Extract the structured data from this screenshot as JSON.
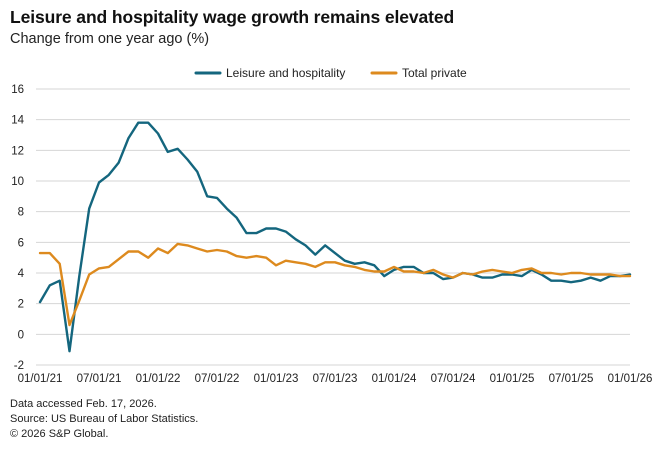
{
  "chart_data": {
    "type": "line",
    "title": "Leisure and hospitality wage growth remains elevated",
    "subtitle": "Change from one year ago (%)",
    "xlabel": "",
    "ylabel": "",
    "ylim": [
      -2,
      16
    ],
    "yticks": [
      -2,
      0,
      2,
      4,
      6,
      8,
      10,
      12,
      14,
      16
    ],
    "xlim_months": [
      0,
      60
    ],
    "xticks": [
      {
        "label": "01/01/21",
        "month": 0
      },
      {
        "label": "07/01/21",
        "month": 6
      },
      {
        "label": "01/01/22",
        "month": 12
      },
      {
        "label": "07/01/22",
        "month": 18
      },
      {
        "label": "01/01/23",
        "month": 24
      },
      {
        "label": "07/01/23",
        "month": 30
      },
      {
        "label": "01/01/24",
        "month": 36
      },
      {
        "label": "07/01/24",
        "month": 42
      },
      {
        "label": "01/01/25",
        "month": 48
      },
      {
        "label": "07/01/25",
        "month": 54
      },
      {
        "label": "01/01/26",
        "month": 60
      }
    ],
    "grid": true,
    "legend_position": "top-center",
    "series": [
      {
        "name": "Leisure and hospitality",
        "color": "#14667e",
        "values": [
          2.1,
          3.2,
          3.5,
          -1.1,
          3.8,
          8.2,
          9.9,
          10.4,
          11.2,
          12.8,
          13.8,
          13.8,
          13.1,
          11.9,
          12.1,
          11.4,
          10.6,
          9.0,
          8.9,
          8.2,
          7.6,
          6.6,
          6.6,
          6.9,
          6.9,
          6.7,
          6.2,
          5.8,
          5.2,
          5.8,
          5.3,
          4.8,
          4.6,
          4.7,
          4.5,
          3.8,
          4.2,
          4.4,
          4.4,
          4.0,
          4.0,
          3.6,
          3.7,
          4.0,
          3.9,
          3.7,
          3.7,
          3.9,
          3.9,
          3.8,
          4.2,
          3.9,
          3.5,
          3.5,
          3.4,
          3.5,
          3.7,
          3.5,
          3.8,
          3.8,
          3.9
        ]
      },
      {
        "name": "Total private",
        "color": "#dd8a1e",
        "values": [
          5.3,
          5.3,
          4.6,
          0.6,
          2.2,
          3.9,
          4.3,
          4.4,
          4.9,
          5.4,
          5.4,
          5.0,
          5.6,
          5.3,
          5.9,
          5.8,
          5.6,
          5.4,
          5.5,
          5.4,
          5.1,
          5.0,
          5.1,
          5.0,
          4.5,
          4.8,
          4.7,
          4.6,
          4.4,
          4.7,
          4.7,
          4.5,
          4.4,
          4.2,
          4.1,
          4.1,
          4.4,
          4.1,
          4.1,
          4.0,
          4.2,
          3.9,
          3.7,
          4.0,
          3.9,
          4.1,
          4.2,
          4.1,
          4.0,
          4.2,
          4.3,
          4.0,
          4.0,
          3.9,
          4.0,
          4.0,
          3.9,
          3.9,
          3.9,
          3.8,
          3.8
        ]
      }
    ]
  },
  "footer": {
    "line1": "Data accessed Feb. 17, 2026.",
    "line2": "Source: US Bureau of Labor Statistics.",
    "line3": "© 2026 S&P Global."
  }
}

_____

-- Job --
Omit every picture, then repeat the remaining data exactly as it appears above.

-- Full solution --
Extract the structured data from this screenshot as JSON.
{
  "chart_data": {
    "type": "line",
    "title": "Leisure and hospitality wage growth remains elevated",
    "subtitle": "Change from one year ago (%)",
    "xlabel": "",
    "ylabel": "",
    "ylim": [
      -2,
      16
    ],
    "yticks": [
      -2,
      0,
      2,
      4,
      6,
      8,
      10,
      12,
      14,
      16
    ],
    "xlim_months": [
      0,
      60
    ],
    "xticks": [
      {
        "label": "01/01/21",
        "month": 0
      },
      {
        "label": "07/01/21",
        "month": 6
      },
      {
        "label": "01/01/22",
        "month": 12
      },
      {
        "label": "07/01/22",
        "month": 18
      },
      {
        "label": "01/01/23",
        "month": 24
      },
      {
        "label": "07/01/23",
        "month": 30
      },
      {
        "label": "01/01/24",
        "month": 36
      },
      {
        "label": "07/01/24",
        "month": 42
      },
      {
        "label": "01/01/25",
        "month": 48
      },
      {
        "label": "07/01/25",
        "month": 54
      },
      {
        "label": "01/01/26",
        "month": 60
      }
    ],
    "grid": true,
    "legend_position": "top-center",
    "series": [
      {
        "name": "Leisure and hospitality",
        "color": "#14667e",
        "values": [
          2.1,
          3.2,
          3.5,
          -1.1,
          3.8,
          8.2,
          9.9,
          10.4,
          11.2,
          12.8,
          13.8,
          13.8,
          13.1,
          11.9,
          12.1,
          11.4,
          10.6,
          9.0,
          8.9,
          8.2,
          7.6,
          6.6,
          6.6,
          6.9,
          6.9,
          6.7,
          6.2,
          5.8,
          5.2,
          5.8,
          5.3,
          4.8,
          4.6,
          4.7,
          4.5,
          3.8,
          4.2,
          4.4,
          4.4,
          4.0,
          4.0,
          3.6,
          3.7,
          4.0,
          3.9,
          3.7,
          3.7,
          3.9,
          3.9,
          3.8,
          4.2,
          3.9,
          3.5,
          3.5,
          3.4,
          3.5,
          3.7,
          3.5,
          3.8,
          3.8,
          3.9
        ]
      },
      {
        "name": "Total private",
        "color": "#dd8a1e",
        "values": [
          5.3,
          5.3,
          4.6,
          0.6,
          2.2,
          3.9,
          4.3,
          4.4,
          4.9,
          5.4,
          5.4,
          5.0,
          5.6,
          5.3,
          5.9,
          5.8,
          5.6,
          5.4,
          5.5,
          5.4,
          5.1,
          5.0,
          5.1,
          5.0,
          4.5,
          4.8,
          4.7,
          4.6,
          4.4,
          4.7,
          4.7,
          4.5,
          4.4,
          4.2,
          4.1,
          4.1,
          4.4,
          4.1,
          4.1,
          4.0,
          4.2,
          3.9,
          3.7,
          4.0,
          3.9,
          4.1,
          4.2,
          4.1,
          4.0,
          4.2,
          4.3,
          4.0,
          4.0,
          3.9,
          4.0,
          4.0,
          3.9,
          3.9,
          3.9,
          3.8,
          3.8
        ]
      }
    ]
  },
  "footer": {
    "line1": "Data accessed Feb. 17, 2026.",
    "line2": "Source: US Bureau of Labor Statistics.",
    "line3": "© 2026 S&P Global."
  }
}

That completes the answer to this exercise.